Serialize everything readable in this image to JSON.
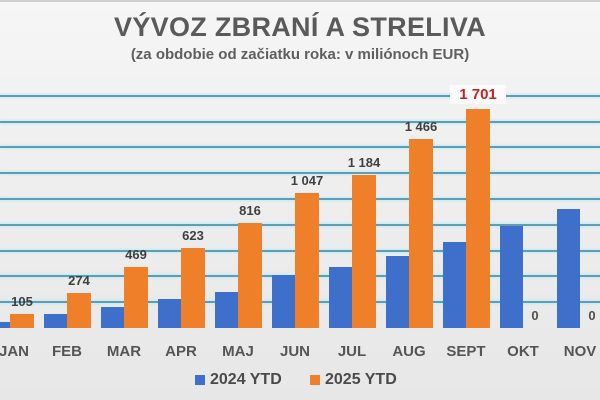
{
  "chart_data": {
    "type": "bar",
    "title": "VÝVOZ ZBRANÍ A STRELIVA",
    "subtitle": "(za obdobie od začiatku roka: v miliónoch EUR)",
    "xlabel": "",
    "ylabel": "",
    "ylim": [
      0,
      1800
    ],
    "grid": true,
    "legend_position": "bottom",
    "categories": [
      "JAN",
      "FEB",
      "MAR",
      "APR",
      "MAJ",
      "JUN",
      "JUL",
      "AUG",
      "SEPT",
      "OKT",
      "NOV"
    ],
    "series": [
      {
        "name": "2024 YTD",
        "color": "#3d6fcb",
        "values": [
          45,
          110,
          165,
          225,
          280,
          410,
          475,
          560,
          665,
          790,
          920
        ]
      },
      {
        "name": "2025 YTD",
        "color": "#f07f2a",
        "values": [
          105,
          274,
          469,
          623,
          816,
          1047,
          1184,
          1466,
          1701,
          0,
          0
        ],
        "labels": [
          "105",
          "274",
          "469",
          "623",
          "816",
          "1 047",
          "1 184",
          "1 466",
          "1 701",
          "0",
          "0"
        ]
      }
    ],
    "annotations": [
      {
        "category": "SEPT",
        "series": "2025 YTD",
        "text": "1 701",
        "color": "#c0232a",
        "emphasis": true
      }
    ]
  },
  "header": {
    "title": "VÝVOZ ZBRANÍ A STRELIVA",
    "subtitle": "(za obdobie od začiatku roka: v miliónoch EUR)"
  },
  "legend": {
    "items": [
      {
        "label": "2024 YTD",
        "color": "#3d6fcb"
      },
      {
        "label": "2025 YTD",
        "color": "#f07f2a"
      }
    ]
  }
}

...

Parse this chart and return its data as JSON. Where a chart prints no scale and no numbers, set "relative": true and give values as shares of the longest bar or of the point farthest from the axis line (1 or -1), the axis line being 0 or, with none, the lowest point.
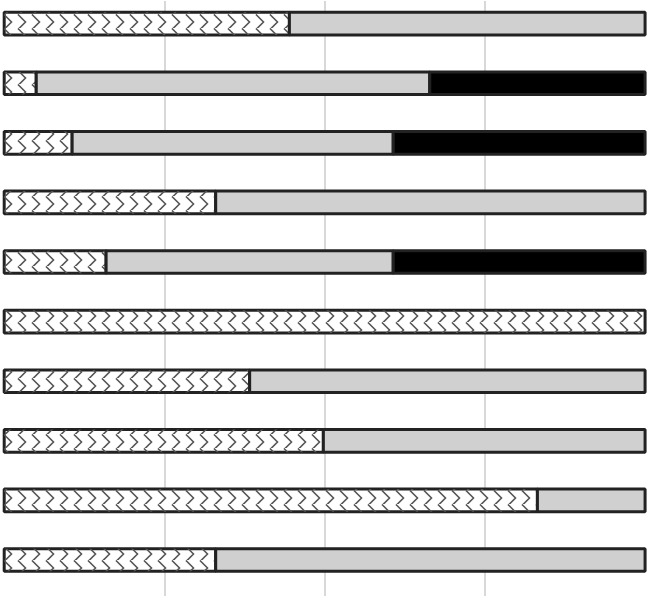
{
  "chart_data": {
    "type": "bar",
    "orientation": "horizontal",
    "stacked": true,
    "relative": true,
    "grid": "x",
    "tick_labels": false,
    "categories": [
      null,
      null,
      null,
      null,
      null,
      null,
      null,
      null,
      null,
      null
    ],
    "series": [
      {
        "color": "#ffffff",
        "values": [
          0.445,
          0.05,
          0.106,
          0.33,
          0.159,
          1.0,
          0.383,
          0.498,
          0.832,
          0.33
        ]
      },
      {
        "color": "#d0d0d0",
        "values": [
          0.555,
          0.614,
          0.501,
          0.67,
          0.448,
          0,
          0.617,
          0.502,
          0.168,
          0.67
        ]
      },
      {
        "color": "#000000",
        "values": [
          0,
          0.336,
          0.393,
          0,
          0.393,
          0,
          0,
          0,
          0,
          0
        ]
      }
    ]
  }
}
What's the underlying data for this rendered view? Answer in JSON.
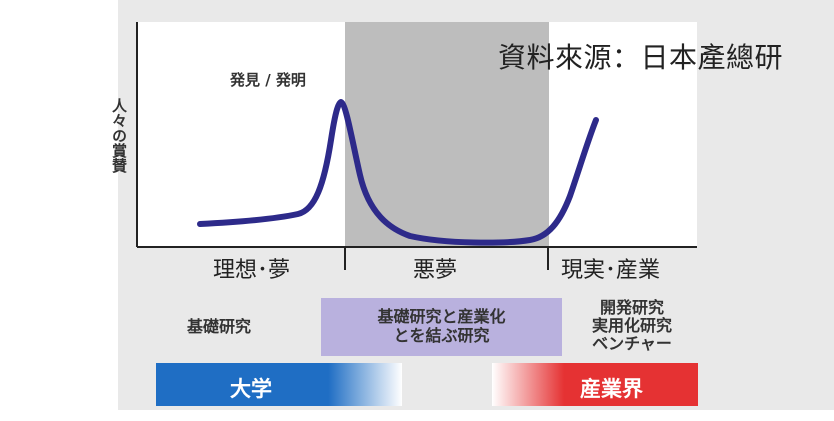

**What the exercise asks:**
All lines above from the one containing "Parse this chart" through the one containing "What's the underlying" are to be quoted exactly, and only those; pictures are left out.

**Answer to the exercise:**
Parse this chart and return its data as JSON. Where a chart prints no scale and no numbers, set "relative": true and give values as shares of the longest bar or of the point farthest from the axis line (1 or -1), the axis line being 0 or, with none, the lowest point.
{
  "chart_data": {
    "type": "bar",
    "orientation": "horizontal",
    "stacked": true,
    "relative": true,
    "grid": "x",
    "tick_labels": false,
    "categories": [
      null,
      null,
      null,
      null,
      null,
      null,
      null,
      null,
      null,
      null
    ],
    "series": [
      {
        "color": "#ffffff",
        "values": [
          0.445,
          0.05,
          0.106,
          0.33,
          0.159,
          1.0,
          0.383,
          0.498,
          0.832,
          0.33
        ]
      },
      {
        "color": "#d0d0d0",
        "values": [
          0.555,
          0.614,
          0.501,
          0.67,
          0.448,
          0,
          0.617,
          0.502,
          0.168,
          0.67
        ]
      },
      {
        "color": "#000000",
        "values": [
          0,
          0.336,
          0.393,
          0,
          0.393,
          0,
          0,
          0,
          0,
          0
        ]
      }
    ]
  }
}
What's the underlying data for this rendered view? Answer in JSON.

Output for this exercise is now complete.